**Work required**
In the data below, locate each line with the word "Schule" and list it.

**Task inputs**
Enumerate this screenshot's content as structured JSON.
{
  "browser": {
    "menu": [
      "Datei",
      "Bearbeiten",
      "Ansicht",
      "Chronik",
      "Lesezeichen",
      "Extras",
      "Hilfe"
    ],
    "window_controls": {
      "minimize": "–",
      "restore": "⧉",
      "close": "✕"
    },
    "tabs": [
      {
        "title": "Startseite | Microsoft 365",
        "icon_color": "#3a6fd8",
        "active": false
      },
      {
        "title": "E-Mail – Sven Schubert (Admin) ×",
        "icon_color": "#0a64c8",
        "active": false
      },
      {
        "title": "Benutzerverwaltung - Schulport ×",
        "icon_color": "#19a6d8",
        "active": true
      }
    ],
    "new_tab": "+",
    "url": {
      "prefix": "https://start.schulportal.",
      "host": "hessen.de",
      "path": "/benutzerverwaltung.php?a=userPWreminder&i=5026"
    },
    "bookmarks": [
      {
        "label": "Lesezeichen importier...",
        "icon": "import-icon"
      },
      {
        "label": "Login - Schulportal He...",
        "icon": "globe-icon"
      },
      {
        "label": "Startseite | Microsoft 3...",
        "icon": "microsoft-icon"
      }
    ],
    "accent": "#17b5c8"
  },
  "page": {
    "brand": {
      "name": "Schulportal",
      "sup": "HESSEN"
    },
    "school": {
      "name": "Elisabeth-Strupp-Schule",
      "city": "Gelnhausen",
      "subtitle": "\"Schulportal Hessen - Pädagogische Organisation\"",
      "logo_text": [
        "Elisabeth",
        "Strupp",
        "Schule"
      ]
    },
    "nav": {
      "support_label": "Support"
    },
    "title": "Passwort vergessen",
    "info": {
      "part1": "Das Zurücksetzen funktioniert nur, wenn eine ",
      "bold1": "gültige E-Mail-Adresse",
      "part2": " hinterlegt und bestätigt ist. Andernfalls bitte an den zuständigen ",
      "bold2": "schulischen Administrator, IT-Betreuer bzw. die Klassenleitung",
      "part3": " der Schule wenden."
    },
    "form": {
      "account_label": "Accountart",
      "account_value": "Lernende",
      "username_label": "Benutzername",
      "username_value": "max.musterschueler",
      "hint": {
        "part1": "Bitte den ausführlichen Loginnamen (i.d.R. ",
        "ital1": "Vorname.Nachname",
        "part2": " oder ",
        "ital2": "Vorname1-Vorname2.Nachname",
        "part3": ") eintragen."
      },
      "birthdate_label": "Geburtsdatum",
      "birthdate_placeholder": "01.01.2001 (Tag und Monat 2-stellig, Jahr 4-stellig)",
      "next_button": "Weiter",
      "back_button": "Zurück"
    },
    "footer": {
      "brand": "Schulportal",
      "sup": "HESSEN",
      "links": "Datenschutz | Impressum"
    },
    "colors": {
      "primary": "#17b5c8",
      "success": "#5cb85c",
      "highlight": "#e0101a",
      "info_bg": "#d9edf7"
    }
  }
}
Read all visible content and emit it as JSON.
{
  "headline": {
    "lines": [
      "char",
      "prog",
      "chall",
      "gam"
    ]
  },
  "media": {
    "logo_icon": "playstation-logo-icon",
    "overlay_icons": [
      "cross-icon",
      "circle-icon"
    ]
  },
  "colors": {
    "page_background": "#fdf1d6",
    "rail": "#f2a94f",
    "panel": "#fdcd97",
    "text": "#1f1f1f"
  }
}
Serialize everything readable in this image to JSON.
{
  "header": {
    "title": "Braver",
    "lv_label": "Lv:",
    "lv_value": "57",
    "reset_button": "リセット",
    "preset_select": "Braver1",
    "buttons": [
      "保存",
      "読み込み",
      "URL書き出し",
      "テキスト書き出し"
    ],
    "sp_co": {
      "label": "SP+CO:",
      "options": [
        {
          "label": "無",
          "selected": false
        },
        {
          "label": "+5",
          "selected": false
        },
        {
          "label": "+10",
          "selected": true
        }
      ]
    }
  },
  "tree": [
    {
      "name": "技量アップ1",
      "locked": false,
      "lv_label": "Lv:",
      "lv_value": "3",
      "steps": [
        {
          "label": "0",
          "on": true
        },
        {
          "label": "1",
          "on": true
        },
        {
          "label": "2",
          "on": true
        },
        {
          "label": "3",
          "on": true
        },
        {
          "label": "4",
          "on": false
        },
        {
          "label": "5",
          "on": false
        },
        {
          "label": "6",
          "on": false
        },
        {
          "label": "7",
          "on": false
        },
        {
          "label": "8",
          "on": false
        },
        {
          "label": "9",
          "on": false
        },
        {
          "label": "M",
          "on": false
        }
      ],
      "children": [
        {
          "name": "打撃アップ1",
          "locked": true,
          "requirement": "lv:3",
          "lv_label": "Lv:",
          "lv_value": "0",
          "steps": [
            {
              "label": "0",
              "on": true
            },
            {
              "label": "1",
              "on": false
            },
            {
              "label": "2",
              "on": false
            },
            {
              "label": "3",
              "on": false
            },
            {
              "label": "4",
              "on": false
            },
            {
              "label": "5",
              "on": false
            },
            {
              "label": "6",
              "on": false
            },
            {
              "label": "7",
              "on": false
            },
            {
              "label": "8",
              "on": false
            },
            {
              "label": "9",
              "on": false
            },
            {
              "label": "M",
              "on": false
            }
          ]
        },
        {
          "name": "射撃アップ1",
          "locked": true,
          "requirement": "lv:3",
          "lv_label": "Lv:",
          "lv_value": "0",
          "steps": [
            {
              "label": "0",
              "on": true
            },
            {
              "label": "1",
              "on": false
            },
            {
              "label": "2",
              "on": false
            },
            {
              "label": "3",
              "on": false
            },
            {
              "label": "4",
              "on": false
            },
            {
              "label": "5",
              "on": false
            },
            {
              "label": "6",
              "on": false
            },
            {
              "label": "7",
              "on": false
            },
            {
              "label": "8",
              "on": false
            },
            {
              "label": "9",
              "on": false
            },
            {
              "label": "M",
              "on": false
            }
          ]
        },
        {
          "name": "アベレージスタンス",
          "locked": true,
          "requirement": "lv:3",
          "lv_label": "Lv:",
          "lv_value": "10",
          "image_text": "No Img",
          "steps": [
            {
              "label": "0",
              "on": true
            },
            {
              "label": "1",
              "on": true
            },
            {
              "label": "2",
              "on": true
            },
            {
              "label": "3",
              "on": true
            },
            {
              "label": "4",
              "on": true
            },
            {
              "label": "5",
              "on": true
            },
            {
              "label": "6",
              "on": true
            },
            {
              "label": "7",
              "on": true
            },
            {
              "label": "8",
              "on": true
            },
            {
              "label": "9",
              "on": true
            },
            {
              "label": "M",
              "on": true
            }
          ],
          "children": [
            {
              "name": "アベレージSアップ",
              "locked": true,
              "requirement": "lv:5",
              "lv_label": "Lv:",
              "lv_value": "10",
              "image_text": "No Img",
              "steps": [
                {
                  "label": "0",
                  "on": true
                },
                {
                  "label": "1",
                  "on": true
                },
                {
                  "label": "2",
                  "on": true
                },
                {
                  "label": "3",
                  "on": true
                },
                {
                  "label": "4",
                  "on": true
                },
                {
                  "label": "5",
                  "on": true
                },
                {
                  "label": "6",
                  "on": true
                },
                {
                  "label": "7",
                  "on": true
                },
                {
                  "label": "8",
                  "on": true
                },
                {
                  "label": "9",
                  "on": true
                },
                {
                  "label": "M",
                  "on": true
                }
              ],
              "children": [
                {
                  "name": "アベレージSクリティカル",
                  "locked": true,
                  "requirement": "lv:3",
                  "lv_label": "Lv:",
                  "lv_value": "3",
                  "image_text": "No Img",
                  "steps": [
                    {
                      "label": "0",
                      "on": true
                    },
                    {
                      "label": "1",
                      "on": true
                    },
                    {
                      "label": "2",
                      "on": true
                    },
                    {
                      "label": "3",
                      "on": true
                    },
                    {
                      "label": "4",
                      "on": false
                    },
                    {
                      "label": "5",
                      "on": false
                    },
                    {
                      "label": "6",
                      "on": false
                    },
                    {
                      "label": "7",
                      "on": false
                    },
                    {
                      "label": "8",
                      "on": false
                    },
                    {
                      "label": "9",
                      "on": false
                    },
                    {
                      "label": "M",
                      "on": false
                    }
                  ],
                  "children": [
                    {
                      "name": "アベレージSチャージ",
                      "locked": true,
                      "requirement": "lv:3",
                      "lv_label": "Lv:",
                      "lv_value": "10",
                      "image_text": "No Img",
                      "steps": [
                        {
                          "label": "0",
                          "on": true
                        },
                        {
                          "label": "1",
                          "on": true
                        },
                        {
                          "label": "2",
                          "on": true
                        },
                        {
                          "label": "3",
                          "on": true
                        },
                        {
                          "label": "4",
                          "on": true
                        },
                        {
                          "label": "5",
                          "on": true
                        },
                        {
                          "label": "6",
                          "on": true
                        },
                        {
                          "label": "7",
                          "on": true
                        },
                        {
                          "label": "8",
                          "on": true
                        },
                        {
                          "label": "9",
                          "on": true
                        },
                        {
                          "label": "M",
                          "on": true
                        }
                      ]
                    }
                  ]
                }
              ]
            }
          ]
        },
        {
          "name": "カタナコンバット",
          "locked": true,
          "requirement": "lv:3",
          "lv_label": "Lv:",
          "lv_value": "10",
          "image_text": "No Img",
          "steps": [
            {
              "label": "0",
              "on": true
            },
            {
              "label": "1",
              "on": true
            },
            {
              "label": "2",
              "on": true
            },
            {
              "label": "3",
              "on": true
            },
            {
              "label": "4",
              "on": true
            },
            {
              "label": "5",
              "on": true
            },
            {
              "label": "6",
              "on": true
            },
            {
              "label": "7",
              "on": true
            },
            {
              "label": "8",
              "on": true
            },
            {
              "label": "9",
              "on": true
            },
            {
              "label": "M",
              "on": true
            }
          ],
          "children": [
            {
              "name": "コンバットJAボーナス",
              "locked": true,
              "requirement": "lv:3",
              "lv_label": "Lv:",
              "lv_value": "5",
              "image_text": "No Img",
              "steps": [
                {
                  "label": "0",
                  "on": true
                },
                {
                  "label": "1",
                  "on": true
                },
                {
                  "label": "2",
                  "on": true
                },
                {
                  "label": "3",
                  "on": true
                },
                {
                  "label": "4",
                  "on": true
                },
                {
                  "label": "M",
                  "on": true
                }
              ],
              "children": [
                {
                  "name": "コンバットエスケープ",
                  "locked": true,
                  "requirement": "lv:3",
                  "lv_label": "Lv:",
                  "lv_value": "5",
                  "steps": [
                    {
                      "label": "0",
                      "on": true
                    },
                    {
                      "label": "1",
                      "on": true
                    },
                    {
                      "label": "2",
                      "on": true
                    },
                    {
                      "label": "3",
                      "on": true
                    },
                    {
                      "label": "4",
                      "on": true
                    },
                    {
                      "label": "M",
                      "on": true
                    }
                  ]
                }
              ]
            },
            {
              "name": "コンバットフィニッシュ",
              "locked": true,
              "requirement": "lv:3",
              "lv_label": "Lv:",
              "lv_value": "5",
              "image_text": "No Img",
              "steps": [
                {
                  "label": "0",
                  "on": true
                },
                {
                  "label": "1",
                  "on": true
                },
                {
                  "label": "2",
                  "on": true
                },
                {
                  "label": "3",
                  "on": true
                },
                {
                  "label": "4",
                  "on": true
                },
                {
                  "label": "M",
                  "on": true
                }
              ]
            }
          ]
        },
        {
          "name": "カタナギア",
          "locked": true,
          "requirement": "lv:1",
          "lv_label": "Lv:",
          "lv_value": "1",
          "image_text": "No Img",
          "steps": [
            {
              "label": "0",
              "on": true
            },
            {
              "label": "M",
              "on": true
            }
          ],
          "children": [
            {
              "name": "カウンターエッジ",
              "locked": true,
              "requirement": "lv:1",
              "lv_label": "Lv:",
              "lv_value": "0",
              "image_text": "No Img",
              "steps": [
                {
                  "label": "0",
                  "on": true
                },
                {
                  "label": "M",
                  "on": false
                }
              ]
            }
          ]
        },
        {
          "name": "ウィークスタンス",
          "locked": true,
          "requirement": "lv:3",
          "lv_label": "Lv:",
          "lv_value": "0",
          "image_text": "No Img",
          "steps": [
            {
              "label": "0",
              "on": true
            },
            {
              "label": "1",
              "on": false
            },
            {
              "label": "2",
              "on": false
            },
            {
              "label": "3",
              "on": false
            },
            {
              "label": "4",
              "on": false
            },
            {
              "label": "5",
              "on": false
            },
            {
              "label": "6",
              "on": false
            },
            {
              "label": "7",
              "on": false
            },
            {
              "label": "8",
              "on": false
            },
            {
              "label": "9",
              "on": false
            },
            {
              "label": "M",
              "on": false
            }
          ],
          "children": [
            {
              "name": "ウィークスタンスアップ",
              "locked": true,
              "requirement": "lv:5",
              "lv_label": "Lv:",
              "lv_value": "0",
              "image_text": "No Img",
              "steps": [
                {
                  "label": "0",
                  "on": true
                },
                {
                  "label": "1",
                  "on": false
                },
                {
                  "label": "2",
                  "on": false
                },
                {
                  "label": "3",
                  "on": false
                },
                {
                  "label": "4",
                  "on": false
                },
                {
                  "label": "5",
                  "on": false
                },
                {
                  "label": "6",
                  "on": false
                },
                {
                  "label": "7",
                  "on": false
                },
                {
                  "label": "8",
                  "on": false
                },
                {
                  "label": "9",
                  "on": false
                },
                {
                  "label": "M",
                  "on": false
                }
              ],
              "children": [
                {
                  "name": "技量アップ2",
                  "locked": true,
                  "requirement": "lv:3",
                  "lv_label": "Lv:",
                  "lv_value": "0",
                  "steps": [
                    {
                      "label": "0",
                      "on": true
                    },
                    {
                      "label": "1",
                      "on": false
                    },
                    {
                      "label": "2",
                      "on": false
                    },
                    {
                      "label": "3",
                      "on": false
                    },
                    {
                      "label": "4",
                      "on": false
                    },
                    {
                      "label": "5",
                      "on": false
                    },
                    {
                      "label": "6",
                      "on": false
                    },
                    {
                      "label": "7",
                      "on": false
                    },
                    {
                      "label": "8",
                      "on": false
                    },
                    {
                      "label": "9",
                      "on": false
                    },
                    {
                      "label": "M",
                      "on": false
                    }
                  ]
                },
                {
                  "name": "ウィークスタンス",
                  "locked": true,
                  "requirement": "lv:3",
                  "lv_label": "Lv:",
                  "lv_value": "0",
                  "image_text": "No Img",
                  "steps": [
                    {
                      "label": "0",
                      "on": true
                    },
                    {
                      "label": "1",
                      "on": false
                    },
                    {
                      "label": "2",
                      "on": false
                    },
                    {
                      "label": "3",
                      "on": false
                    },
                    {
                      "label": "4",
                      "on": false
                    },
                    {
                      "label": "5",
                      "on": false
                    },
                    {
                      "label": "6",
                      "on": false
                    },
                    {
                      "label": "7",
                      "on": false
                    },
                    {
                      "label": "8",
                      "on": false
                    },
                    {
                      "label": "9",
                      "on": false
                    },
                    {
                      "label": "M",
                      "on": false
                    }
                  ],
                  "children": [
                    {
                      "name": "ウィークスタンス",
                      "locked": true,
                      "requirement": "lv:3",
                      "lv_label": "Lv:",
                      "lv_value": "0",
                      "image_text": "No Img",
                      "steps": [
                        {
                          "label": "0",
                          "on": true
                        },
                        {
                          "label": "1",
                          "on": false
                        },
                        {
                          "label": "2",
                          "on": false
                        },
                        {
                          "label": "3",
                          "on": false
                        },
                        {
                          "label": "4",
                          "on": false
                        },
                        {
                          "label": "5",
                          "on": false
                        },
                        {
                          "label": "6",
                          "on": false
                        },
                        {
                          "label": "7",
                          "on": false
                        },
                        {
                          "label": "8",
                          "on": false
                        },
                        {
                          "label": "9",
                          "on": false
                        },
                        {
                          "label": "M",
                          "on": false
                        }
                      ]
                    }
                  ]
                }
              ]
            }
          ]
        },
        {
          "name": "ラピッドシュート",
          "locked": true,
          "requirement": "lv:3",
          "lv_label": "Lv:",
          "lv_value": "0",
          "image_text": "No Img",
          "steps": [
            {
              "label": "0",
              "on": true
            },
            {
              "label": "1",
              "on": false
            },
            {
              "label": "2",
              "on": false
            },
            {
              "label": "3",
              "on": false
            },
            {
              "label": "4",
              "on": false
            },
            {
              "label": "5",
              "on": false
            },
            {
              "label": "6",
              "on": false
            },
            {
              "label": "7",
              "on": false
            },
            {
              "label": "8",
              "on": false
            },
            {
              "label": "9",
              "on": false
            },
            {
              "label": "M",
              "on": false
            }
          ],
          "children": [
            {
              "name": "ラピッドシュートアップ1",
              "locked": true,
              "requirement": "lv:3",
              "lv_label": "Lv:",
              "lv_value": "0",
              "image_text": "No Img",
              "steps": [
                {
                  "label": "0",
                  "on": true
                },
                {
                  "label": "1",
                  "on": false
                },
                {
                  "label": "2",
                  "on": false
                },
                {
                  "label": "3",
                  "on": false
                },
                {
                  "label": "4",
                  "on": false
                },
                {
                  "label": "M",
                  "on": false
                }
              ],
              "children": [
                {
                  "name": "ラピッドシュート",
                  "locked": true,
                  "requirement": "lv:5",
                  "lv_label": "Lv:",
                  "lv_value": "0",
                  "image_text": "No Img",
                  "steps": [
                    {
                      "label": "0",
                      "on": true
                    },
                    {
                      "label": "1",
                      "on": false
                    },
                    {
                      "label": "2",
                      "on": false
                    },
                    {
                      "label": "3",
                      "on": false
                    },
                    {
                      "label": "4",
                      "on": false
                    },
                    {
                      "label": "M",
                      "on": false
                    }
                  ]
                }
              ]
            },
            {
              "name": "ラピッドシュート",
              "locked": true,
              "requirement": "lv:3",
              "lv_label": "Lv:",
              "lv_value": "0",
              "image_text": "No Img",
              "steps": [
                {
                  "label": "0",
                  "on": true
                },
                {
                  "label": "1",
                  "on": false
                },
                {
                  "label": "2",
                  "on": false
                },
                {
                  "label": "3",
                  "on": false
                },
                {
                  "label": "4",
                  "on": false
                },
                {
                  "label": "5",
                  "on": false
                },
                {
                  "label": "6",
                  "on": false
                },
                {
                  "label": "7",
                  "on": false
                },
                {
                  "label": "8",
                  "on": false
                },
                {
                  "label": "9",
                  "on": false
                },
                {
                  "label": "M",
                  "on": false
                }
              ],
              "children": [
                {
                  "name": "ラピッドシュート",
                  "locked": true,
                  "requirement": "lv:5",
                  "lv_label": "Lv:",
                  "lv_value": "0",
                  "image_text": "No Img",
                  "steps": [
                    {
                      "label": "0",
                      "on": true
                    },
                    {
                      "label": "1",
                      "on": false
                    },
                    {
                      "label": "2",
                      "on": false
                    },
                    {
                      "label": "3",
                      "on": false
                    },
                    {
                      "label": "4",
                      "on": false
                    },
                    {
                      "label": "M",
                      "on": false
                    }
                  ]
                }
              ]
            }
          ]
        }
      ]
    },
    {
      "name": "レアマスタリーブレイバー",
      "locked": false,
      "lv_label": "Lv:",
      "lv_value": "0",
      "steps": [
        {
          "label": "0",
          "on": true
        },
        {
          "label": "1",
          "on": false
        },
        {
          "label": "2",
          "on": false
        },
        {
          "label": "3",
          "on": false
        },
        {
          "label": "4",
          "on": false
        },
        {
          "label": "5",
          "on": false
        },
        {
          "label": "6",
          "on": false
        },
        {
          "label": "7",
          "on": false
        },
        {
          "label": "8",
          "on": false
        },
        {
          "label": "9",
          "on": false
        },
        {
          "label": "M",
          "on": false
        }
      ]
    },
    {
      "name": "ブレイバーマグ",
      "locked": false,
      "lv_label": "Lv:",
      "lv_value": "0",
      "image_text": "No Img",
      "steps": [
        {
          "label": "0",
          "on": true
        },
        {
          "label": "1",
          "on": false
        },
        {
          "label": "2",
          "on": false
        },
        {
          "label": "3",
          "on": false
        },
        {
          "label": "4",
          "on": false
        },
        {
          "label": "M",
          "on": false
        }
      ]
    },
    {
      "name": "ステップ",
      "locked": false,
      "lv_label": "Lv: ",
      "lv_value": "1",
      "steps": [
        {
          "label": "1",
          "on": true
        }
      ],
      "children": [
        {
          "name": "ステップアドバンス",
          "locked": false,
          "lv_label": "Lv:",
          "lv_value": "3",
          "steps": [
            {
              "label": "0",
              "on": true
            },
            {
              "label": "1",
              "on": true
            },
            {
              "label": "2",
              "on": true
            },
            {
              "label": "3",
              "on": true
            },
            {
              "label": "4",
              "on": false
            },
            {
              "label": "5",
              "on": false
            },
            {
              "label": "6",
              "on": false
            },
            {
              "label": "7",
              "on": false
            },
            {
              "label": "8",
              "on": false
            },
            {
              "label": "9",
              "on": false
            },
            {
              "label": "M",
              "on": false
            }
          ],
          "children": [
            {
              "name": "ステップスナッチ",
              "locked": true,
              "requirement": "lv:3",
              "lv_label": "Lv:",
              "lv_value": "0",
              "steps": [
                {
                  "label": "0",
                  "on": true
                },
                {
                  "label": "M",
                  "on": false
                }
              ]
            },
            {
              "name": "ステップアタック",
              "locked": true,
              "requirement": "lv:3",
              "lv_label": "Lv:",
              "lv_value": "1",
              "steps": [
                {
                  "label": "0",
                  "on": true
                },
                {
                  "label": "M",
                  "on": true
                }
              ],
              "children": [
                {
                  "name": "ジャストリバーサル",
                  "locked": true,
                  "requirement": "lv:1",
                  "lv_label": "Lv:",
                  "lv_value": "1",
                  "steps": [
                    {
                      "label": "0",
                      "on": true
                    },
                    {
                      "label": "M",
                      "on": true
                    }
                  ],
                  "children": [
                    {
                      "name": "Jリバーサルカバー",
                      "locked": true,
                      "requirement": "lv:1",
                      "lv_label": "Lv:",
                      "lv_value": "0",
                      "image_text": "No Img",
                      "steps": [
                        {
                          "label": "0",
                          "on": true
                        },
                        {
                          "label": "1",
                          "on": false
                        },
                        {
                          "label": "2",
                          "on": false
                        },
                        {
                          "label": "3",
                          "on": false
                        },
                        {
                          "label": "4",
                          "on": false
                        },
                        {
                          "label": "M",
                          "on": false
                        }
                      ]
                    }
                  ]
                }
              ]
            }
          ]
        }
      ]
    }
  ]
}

**Written solution**
      "name": "Elisabeth-Strupp-Schule",
        "Schule"
      "part3": " der Schule wenden."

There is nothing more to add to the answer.